## Begin Document segment
Note that a Hetero-MP system is redefined as a system consisting of several domains.

An example of domains is shown in **Fig. 3**. All domains in the figure satisfy the conditions described above. The concept of domain is needed because of Domain 2 in the figure. In domain 2, there are three same processors, and a single OS runs on them. Among the processors in domains 2, there must be inter-processor communications. Such inter-processor communications should be handled by communication services provided by the OS running on three processors because the OS has an ability to efficiently realize such communications. Thus, our method supports only the communications among domains but does not support those inside a domain. Hereafter, the inter-heterogeneous-processor communication among domains is described as "inter-domain communication (IDC)."

## 3.2 Model Description

The model description is the same as the model description used by SystemBuilder [7], which is related to Kahn Process Network [8]. The model description consists of processes and channels as shown in Fig. 2. Processes represent functionalities of the system. Processes are written in C language with access APIs which are interfaces to channels. Channels represent communications among processes. There are three types of channels:

- Blocking channel (BC)
- Non-Blocking channel (NBC)
- Memory channel (MEM)

BC is a synchronous channel used to synchronize processes. BC behaves as a FIFO buffer. Thus, a sender process has to wait until the buffer has some spaces while a receiver process has to wait until the buffer has data. NBC and MEM are asynchronous channels used to transfer data among processes. NBC and MEM are a shared variable and a shared array, respectively. All processes can access NBC and MEM anytime without being blocked.

These three types of channels are basic communication. Thus, by realizing them in the shared memory, any type of IDC can be realized by the combination of them. Depending on the designers' decisions, processes and channels are allocated to processors and memories, respectively. Since the implementation of the processes and channels is not determined until their allocation are decided, the model is suitable to describe Hetero-MP systems.

## 3.3 Mapping Description and Architecture Information

A mapping description indicates the type of processors and type of OS for each domain by CORE directive and OS directive, respectively. This also indicates the allocation of processes to the domains by SW directive.

Architecture information describes the architecture of target Hetero-MP. It includes the type and number of processors, the type of bus, and the type and number of memories, and so on. By changing these two, the designers can configure the Hetero-MP systems in PSoCs.
## End Document segment
## Begin Records
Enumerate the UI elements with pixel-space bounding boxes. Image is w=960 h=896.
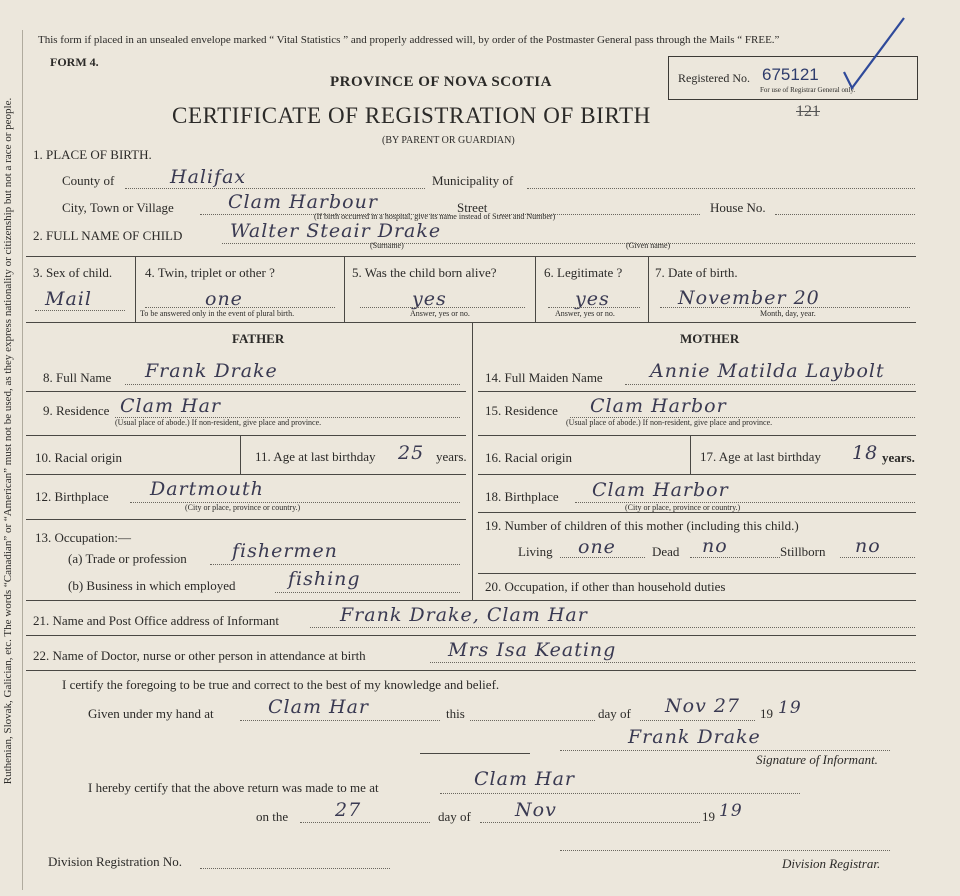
- still-value: no: [855, 535, 881, 557]
- date-value: November 20: [678, 287, 820, 309]
- still-label: Stillborn: [780, 544, 826, 559]
- mother-birth-label: 18. Birthplace: [485, 489, 559, 504]
- row3-bottom-line: [26, 322, 916, 323]
- mother-birth-value: Clam Harbor: [592, 479, 729, 501]
- mother-name-value: Annie Matilda Laybolt: [650, 360, 885, 382]
- certificate-title: CERTIFICATE OF REGISTRATION OF BIRTH: [172, 103, 651, 128]
- center-divider: [472, 322, 473, 600]
- father-occ-label: 13. Occupation:—: [35, 530, 132, 545]
- child-label: 2. FULL NAME OF CHILD: [33, 228, 183, 243]
- mother-occ-label: 20. Occupation, if other than household duties: [485, 579, 726, 594]
- mother-name-label: 14. Full Maiden Name: [485, 370, 603, 385]
- living-value: one: [578, 536, 616, 558]
- row3-div1: [135, 256, 136, 322]
- registrar-year-value: 19: [719, 801, 743, 821]
- father-name-label: 8. Full Name: [43, 370, 112, 385]
- mother-heading: MOTHER: [680, 331, 740, 346]
- father-age-label: 11. Age at last birthday: [255, 449, 376, 464]
- father-birth-note: (City or place, province or country.): [185, 503, 301, 512]
- certify-text: I certify the foregoing to be true and correct to the best of my knowledge and belief.: [62, 677, 500, 692]
- father-name-line: [125, 384, 460, 385]
- mother-racial-label: 16. Racial origin: [485, 450, 573, 465]
- registrar-month-value: Nov: [515, 799, 557, 821]
- date-note: Month, day, year.: [760, 309, 816, 318]
- still-line: [840, 557, 915, 558]
- signature-line: [560, 750, 890, 751]
- mother-age-label: 17. Age at last birthday: [700, 449, 821, 464]
- living-line: [560, 557, 645, 558]
- row3-top-line: [26, 256, 916, 257]
- doctor-bottom-line: [26, 670, 916, 671]
- house-label: House No.: [710, 200, 766, 215]
- father-business-line: [275, 592, 460, 593]
- registrar-signature-line: [560, 850, 890, 851]
- division-registrar-label: Division Registrar.: [782, 856, 881, 871]
- this-line: [470, 720, 595, 721]
- mother-line-1: [478, 391, 916, 392]
- row3-div3: [535, 256, 536, 322]
- twin-label: 4. Twin, triplet or other ?: [145, 265, 275, 280]
- alive-label: 5. Was the child born alive?: [352, 265, 497, 280]
- mother-line-4: [478, 512, 916, 513]
- mother-line-5: [478, 573, 916, 574]
- mother-res-label: 15. Residence: [485, 403, 558, 418]
- father-years: years.: [436, 449, 467, 464]
- date-label: 7. Date of birth.: [655, 265, 738, 280]
- living-label: Living: [518, 544, 553, 559]
- informant-signature: Frank Drake: [628, 726, 761, 748]
- alive-line: [360, 307, 525, 308]
- father-name-value: Frank Drake: [145, 360, 278, 382]
- form-number: FORM 4.: [50, 55, 99, 69]
- legit-note: Answer, yes or no.: [555, 309, 615, 318]
- on-the-value: 27: [335, 799, 362, 821]
- day-of-label: day of: [598, 706, 631, 721]
- margin-mark: 121: [796, 103, 820, 120]
- province-heading: PROVINCE OF NOVA SCOTIA: [330, 74, 552, 90]
- mother-name-line: [625, 384, 915, 385]
- father-line-2: [26, 435, 466, 436]
- father-line-3: [26, 474, 466, 475]
- father-res-note: (Usual place of abode.) If non-resident, give place and province.: [115, 418, 322, 427]
- check-mark-icon: [838, 14, 910, 90]
- father-trade-value: fishermen: [232, 540, 338, 562]
- registered-number: 675121: [762, 65, 819, 84]
- city-value: Clam Harbour: [228, 191, 378, 213]
- registered-label: Registered No.: [678, 71, 750, 85]
- informant-value: Frank Drake, Clam Har: [340, 604, 588, 626]
- certify-day-line: [640, 720, 755, 721]
- place-heading: 1. PLACE OF BIRTH.: [33, 147, 152, 162]
- legit-value: yes: [575, 288, 610, 310]
- dead-label: Dead: [652, 544, 680, 559]
- father-res-value: Clam Har: [120, 395, 221, 417]
- registrar-year-prefix: 19: [702, 809, 715, 824]
- side-note: Ruthenian, Slovak, Galician, etc. The words “Canadian” or “American” must not be used, as they express nationality or citizenship but not a race or people.: [2, 97, 14, 785]
- given-place-line: [240, 720, 440, 721]
- left-margin-line: [22, 30, 23, 890]
- registrar-place-value: Clam Har: [474, 768, 575, 790]
- mother-years: years.: [882, 450, 915, 465]
- mother-children-label: 19. Number of children of this mother (including this child.): [485, 518, 799, 533]
- doctor-line: [430, 662, 915, 663]
- signature-label: Signature of Informant.: [756, 752, 878, 767]
- twin-value: one: [205, 288, 243, 310]
- county-line: [125, 188, 425, 189]
- certificate-subtitle: (BY PARENT OR GUARDIAN): [382, 135, 515, 146]
- father-birth-value: Dartmouth: [150, 478, 264, 500]
- mother-line-2: [478, 435, 916, 436]
- informant-label: 21. Name and Post Office address of Informant: [33, 613, 279, 628]
- given-note: (Given name): [626, 241, 671, 250]
- division-no-label: Division Registration No.: [48, 854, 182, 869]
- mother-age-divider: [690, 435, 691, 474]
- row3-div4: [648, 256, 649, 322]
- row3-div2: [344, 256, 345, 322]
- street-note: (If birth occurred in a hospital, give its name instead of Street and Number): [314, 212, 556, 221]
- mail-notice: This form if placed in an unsealed envelope marked “ Vital Statistics ” and properly addressed will, by order of the Postmaster General pass through the Mails “ FREE.”: [38, 34, 780, 46]
- sex-line: [35, 310, 125, 311]
- father-business-value: fishing: [288, 568, 361, 590]
- mother-birth-note: (City or place, province or country.): [625, 503, 741, 512]
- given-place-value: Clam Har: [268, 696, 369, 718]
- father-heading: FATHER: [232, 331, 285, 346]
- informant-bottom-line: [26, 635, 916, 636]
- alive-note: Answer, yes or no.: [410, 309, 470, 318]
- city-label: City, Town or Village: [62, 200, 174, 215]
- doctor-value: Mrs Isa Keating: [448, 639, 617, 661]
- certify-year-value: 19: [778, 698, 802, 718]
- county-value: Halifax: [170, 166, 247, 188]
- registrar-place-line: [440, 793, 800, 794]
- twin-note: To be answered only in the event of plural birth.: [140, 309, 295, 318]
- father-birth-label: 12. Birthplace: [35, 489, 109, 504]
- father-line-1: [26, 391, 466, 392]
- doctor-label: 22. Name of Doctor, nurse or other person in attendance at birth: [33, 648, 366, 663]
- on-the-label: on the: [256, 809, 289, 824]
- mother-res-value: Clam Harbor: [590, 395, 727, 417]
- legit-line: [548, 307, 640, 308]
- county-label: County of: [62, 173, 115, 188]
- municipality-line: [527, 188, 915, 189]
- alive-value: yes: [412, 288, 447, 310]
- registrar-month-line: [480, 822, 700, 823]
- child-value: Walter Steair Drake: [230, 220, 442, 242]
- registered-note: For use of Registrar General only.: [760, 86, 856, 94]
- father-business-label: (b) Business in which employed: [68, 578, 236, 593]
- father-trade-line: [210, 564, 460, 565]
- registrar-text: I hereby certify that the above return was made to me at: [88, 780, 379, 795]
- on-the-line: [300, 822, 430, 823]
- twin-line: [145, 307, 335, 308]
- municipality-label: Municipality of: [432, 173, 514, 188]
- short-divider: [420, 753, 530, 754]
- father-age-divider: [240, 435, 241, 474]
- father-trade-label: (a) Trade or profession: [68, 551, 187, 566]
- dead-value: no: [702, 535, 728, 557]
- sex-value: Mail: [45, 288, 92, 310]
- informant-line: [310, 627, 915, 628]
- house-line: [775, 214, 915, 215]
- child-line: [222, 243, 915, 244]
- dead-line: [690, 557, 780, 558]
- registrar-day-label: day of: [438, 809, 471, 824]
- street-label: Street: [457, 200, 488, 215]
- date-line: [660, 307, 910, 308]
- mother-line-3: [478, 474, 916, 475]
- certify-day-value: Nov 27: [665, 695, 741, 717]
- informant-top-line: [26, 600, 916, 601]
- given-label: Given under my hand at: [88, 706, 214, 721]
- father-res-label: 9. Residence: [43, 403, 110, 418]
- this-label: this: [446, 706, 465, 721]
- division-no-line: [200, 868, 390, 869]
- certify-year-prefix: 19: [760, 706, 773, 721]
- mother-res-note: (Usual place of abode.) If non-resident, give place and province.: [566, 418, 773, 427]
- father-line-4: [26, 519, 466, 520]
- sex-label: 3. Sex of child.: [33, 265, 113, 280]
- father-age-value: 25: [398, 442, 425, 464]
- surname-note: (Surname): [370, 241, 404, 250]
- father-racial-label: 10. Racial origin: [35, 450, 123, 465]
- mother-age-value: 18: [852, 442, 879, 464]
- legit-label: 6. Legitimate ?: [544, 265, 623, 280]
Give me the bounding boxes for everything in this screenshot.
## End Records
[Task list]:
- A) Based on the Hetero-MP design text, state whether each statement agrees with it. Answer yes or no, and quote the deciding words.
(i) The method supports communications among processors inside a single domain.
(ii) A blocking channel behaves as a FIFO buffer.
(iii) The mapping description allocates processes to domains by the OS directive.
- B) Answer these questions from the Hetero-MP design text:
(i) How many processors does Domain 2 contain?
(ii) In what language are processes written?
(iii) What are NBC and MEM, respectively?

[Per-task outputs]:
- A)
(i) No: "our method supports only the communications among domains but does not support those inside a domain"
(ii) Yes: "BC behaves as a FIFO buffer."
(iii) No: "This also indicates the allocation of processes to the domains by SW directive."

- B)
(i) Three processors of the same kind, on which a single OS runs.
(ii) C, with access APIs that serve as interfaces to channels.
(iii) NBC is a shared variable, and MEM is a shared array.